> EXERCISE PROMPT: Can you print every record below exactly as written?

Figure content listings:

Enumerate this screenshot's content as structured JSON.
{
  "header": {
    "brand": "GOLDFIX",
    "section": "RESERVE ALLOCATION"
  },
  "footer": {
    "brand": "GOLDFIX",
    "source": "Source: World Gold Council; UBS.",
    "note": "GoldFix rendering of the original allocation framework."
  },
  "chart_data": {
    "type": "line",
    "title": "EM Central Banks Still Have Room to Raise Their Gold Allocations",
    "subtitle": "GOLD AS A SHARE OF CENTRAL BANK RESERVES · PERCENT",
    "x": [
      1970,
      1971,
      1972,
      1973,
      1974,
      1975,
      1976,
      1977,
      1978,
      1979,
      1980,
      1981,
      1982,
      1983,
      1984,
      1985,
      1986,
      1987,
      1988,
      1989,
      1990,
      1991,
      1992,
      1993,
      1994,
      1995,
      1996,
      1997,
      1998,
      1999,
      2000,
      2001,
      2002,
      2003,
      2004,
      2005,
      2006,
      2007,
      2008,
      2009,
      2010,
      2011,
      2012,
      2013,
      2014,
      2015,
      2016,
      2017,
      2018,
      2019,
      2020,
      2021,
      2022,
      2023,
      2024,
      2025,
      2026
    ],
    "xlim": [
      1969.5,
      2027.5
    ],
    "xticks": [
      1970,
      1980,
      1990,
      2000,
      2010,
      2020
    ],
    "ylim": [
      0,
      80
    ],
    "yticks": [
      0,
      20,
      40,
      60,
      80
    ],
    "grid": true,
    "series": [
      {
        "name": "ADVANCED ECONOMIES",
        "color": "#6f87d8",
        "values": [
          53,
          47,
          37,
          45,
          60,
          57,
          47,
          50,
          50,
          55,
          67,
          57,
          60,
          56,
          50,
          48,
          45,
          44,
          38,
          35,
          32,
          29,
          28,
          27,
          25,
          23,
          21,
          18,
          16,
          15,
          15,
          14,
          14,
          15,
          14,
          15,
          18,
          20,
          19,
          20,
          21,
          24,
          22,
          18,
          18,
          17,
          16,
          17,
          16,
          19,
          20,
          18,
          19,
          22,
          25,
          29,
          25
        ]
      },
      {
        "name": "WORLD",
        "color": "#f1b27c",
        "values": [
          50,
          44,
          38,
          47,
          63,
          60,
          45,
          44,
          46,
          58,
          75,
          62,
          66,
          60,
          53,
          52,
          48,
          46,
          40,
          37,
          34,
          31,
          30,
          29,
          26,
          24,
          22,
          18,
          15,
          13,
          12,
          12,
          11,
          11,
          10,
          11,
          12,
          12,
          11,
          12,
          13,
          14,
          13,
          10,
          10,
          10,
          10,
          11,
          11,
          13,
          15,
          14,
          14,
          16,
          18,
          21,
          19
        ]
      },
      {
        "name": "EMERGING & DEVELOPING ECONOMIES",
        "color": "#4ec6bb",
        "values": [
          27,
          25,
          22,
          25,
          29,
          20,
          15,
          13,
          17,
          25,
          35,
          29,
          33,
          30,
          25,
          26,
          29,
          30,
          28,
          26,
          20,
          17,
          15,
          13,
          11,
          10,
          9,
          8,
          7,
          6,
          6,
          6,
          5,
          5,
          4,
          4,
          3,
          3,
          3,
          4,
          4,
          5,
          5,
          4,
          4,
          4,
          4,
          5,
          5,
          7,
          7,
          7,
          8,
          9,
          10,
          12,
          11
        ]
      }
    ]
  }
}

> RESULT FOR THIS EXERCISE:
Enumerate this screenshot's content as structured JSON.
{
  "header": {
    "brand": "GOLDFIX",
    "section": "RESERVE ALLOCATION"
  },
  "footer": {
    "brand": "GOLDFIX",
    "source": "Source: World Gold Council; UBS.",
    "note": "GoldFix rendering of the original allocation framework."
  },
  "chart_data": {
    "type": "line",
    "title": "EM Central Banks Still Have Room to Raise Their Gold Allocations",
    "subtitle": "GOLD AS A SHARE OF CENTRAL BANK RESERVES · PERCENT",
    "x": [
      1970,
      1971,
      1972,
      1973,
      1974,
      1975,
      1976,
      1977,
      1978,
      1979,
      1980,
      1981,
      1982,
      1983,
      1984,
      1985,
      1986,
      1987,
      1988,
      1989,
      1990,
      1991,
      1992,
      1993,
      1994,
      1995,
      1996,
      1997,
      1998,
      1999,
      2000,
      2001,
      2002,
      2003,
      2004,
      2005,
      2006,
      2007,
      2008,
      2009,
      2010,
      2011,
      2012,
      2013,
      2014,
      2015,
      2016,
      2017,
      2018,
      2019,
      2020,
      2021,
      2022,
      2023,
      2024,
      2025,
      2026
    ],
    "xlim": [
      1969.5,
      2027.5
    ],
    "xticks": [
      1970,
      1980,
      1990,
      2000,
      2010,
      2020
    ],
    "ylim": [
      0,
      80
    ],
    "yticks": [
      0,
      20,
      40,
      60,
      80
    ],
    "grid": true,
    "series": [
      {
        "name": "ADVANCED ECONOMIES",
        "color": "#6f87d8",
        "values": [
          53,
          47,
          37,
          45,
          60,
          57,
          47,
          50,
          50,
          55,
          67,
          57,
          60,
          56,
          50,
          48,
          45,
          44,
          38,
          35,
          32,
          29,
          28,
          27,
          25,
          23,
          21,
          18,
          16,
          15,
          15,
          14,
          14,
          15,
          14,
          15,
          18,
          20,
          19,
          20,
          21,
          24,
          22,
          18,
          18,
          17,
          16,
          17,
          16,
          19,
          20,
          18,
          19,
          22,
          25,
          29,
          25
        ]
      },
      {
        "name": "WORLD",
        "color": "#f1b27c",
        "values": [
          50,
          44,
          38,
          47,
          63,
          60,
          45,
          44,
          46,
          58,
          75,
          62,
          66,
          60,
          53,
          52,
          48,
          46,
          40,
          37,
          34,
          31,
          30,
          29,
          26,
          24,
          22,
          18,
          15,
          13,
          12,
          12,
          11,
          11,
          10,
          11,
          12,
          12,
          11,
          12,
          13,
          14,
          13,
          10,
          10,
          10,
          10,
          11,
          11,
          13,
          15,
          14,
          14,
          16,
          18,
          21,
          19
        ]
      },
      {
        "name": "EMERGING & DEVELOPING ECONOMIES",
        "color": "#4ec6bb",
        "values": [
          27,
          25,
          22,
          25,
          29,
          20,
          15,
          13,
          17,
          25,
          35,
          29,
          33,
          30,
          25,
          26,
          29,
          30,
          28,
          26,
          20,
          17,
          15,
          13,
          11,
          10,
          9,
          8,
          7,
          6,
          6,
          6,
          5,
          5,
          4,
          4,
          3,
          3,
          3,
          4,
          4,
          5,
          5,
          4,
          4,
          4,
          4,
          5,
          5,
          7,
          7,
          7,
          8,
          9,
          10,
          12,
          11
        ]
      }
    ]
  }
}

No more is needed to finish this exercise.